> _Task requirements_
Hunt for the word "Israel" across the entries below, copying each line that holds it.

Structured figure records:
--- Start ---
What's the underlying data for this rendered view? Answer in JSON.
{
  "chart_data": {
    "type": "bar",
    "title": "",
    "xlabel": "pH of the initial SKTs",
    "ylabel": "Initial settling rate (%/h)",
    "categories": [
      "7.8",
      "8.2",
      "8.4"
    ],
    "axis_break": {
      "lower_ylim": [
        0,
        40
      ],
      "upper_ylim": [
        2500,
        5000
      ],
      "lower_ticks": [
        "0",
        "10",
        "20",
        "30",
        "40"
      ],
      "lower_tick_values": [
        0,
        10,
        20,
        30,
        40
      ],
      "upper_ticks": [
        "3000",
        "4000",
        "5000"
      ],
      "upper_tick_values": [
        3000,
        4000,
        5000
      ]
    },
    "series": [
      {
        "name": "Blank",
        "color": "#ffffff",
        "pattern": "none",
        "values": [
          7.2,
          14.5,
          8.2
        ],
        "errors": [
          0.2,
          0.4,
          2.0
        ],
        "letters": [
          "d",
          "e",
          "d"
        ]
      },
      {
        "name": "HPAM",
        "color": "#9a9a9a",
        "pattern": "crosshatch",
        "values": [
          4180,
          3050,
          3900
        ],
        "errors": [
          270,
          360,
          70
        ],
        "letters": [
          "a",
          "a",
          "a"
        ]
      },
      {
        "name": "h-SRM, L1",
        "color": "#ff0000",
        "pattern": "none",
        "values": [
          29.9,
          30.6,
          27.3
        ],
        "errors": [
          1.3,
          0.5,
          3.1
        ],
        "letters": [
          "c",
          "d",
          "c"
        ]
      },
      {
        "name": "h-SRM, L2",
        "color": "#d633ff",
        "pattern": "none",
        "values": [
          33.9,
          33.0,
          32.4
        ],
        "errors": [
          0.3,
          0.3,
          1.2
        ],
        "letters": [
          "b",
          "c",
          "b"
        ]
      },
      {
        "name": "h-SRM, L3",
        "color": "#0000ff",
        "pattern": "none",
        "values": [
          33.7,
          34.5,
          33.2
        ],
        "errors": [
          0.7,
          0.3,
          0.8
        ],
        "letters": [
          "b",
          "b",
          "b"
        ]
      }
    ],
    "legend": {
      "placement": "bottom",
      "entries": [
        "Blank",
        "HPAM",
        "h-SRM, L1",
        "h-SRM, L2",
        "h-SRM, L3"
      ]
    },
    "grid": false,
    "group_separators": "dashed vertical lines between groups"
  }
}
--- End ---
--- Start ---
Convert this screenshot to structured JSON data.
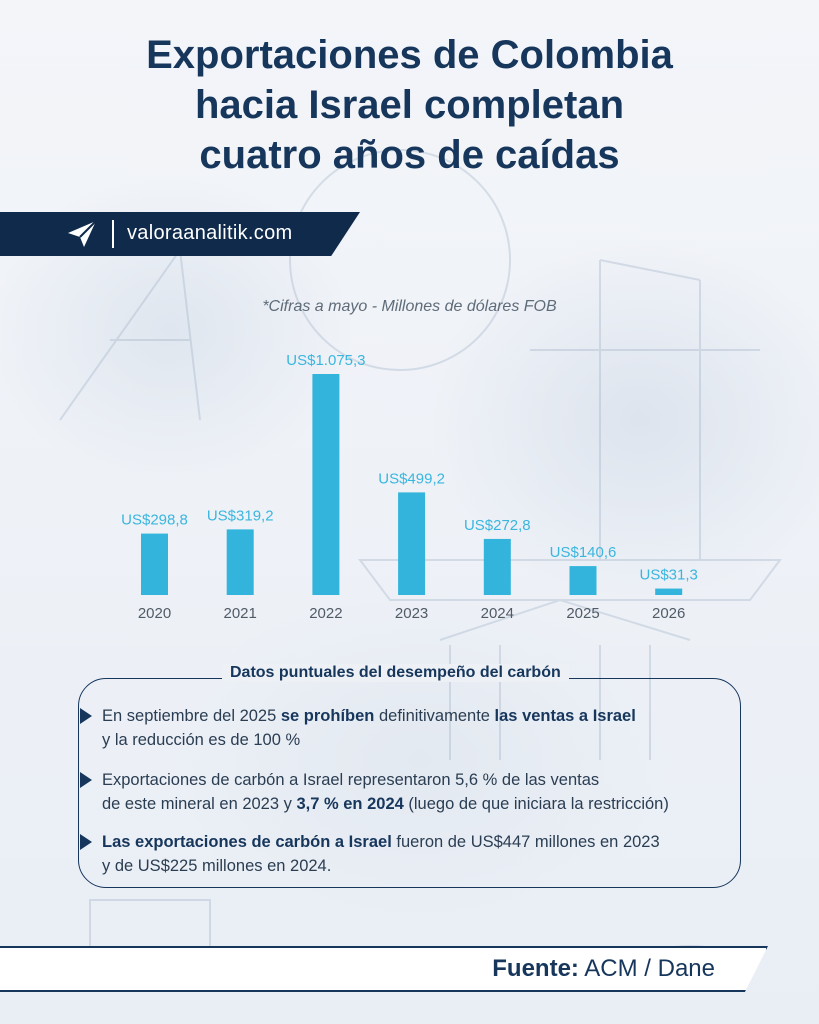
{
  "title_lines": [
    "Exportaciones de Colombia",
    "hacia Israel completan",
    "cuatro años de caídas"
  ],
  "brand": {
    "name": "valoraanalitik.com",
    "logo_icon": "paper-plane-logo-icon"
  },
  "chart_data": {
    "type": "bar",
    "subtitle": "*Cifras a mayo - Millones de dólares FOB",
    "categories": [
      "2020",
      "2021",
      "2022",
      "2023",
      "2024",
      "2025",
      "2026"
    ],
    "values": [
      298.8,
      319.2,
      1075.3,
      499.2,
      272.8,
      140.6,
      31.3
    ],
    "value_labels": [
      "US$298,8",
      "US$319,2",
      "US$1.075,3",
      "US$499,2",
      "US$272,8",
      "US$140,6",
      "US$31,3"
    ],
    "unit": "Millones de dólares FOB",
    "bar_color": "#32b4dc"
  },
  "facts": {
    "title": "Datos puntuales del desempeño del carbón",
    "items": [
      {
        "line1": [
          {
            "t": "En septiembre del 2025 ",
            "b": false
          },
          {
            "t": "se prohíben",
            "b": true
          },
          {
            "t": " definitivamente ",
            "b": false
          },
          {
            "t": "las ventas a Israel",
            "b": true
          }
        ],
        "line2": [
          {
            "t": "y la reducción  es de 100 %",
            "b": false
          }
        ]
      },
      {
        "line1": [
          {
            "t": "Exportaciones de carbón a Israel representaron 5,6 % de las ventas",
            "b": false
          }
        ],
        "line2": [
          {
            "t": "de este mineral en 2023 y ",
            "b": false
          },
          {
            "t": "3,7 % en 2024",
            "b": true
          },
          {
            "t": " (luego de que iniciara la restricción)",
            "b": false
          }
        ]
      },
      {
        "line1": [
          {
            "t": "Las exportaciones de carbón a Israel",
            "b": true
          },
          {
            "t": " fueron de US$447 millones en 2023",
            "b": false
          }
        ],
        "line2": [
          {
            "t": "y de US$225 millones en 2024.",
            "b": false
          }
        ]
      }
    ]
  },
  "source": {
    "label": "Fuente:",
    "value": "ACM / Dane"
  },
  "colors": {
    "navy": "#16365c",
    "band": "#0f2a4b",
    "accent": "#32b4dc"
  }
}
--- End ---
> _Solution_
    "hacia Israel completan",
            "t": "las ventas a Israel",
            "t": "Exportaciones de carbón a Israel representaron 5,6 % de las ventas",
            "t": "Las exportaciones de carbón a Israel",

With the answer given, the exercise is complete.